WHAT IS BEING ASKED:
Write out the whole of the material exactly.

MATERIAL SHOWN:
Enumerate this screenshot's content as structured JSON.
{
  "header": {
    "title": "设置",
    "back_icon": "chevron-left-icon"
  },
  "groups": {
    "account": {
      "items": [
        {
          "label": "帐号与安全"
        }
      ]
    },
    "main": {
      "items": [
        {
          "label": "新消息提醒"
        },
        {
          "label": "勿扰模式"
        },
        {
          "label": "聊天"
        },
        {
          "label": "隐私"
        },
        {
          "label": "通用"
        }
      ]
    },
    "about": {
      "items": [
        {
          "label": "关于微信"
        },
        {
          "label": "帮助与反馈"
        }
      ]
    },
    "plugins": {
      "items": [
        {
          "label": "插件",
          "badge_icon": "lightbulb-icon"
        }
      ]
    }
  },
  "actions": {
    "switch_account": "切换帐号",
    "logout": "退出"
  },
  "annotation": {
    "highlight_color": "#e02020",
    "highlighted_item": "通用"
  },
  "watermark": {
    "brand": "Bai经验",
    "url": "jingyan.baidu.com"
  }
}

ANSWER TO THE EXERCISE:
Enumerate this screenshot's content as structured JSON.
{
  "header": {
    "title": "设置",
    "back_icon": "chevron-left-icon"
  },
  "groups": {
    "account": {
      "items": [
        {
          "label": "帐号与安全"
        }
      ]
    },
    "main": {
      "items": [
        {
          "label": "新消息提醒"
        },
        {
          "label": "勿扰模式"
        },
        {
          "label": "聊天"
        },
        {
          "label": "隐私"
        },
        {
          "label": "通用"
        }
      ]
    },
    "about": {
      "items": [
        {
          "label": "关于微信"
        },
        {
          "label": "帮助与反馈"
        }
      ]
    },
    "plugins": {
      "items": [
        {
          "label": "插件",
          "badge_icon": "lightbulb-icon"
        }
      ]
    }
  },
  "actions": {
    "switch_account": "切换帐号",
    "logout": "退出"
  },
  "annotation": {
    "highlight_color": "#e02020",
    "highlighted_item": "通用"
  },
  "watermark": {
    "brand": "Bai经验",
    "url": "jingyan.baidu.com"
  }
}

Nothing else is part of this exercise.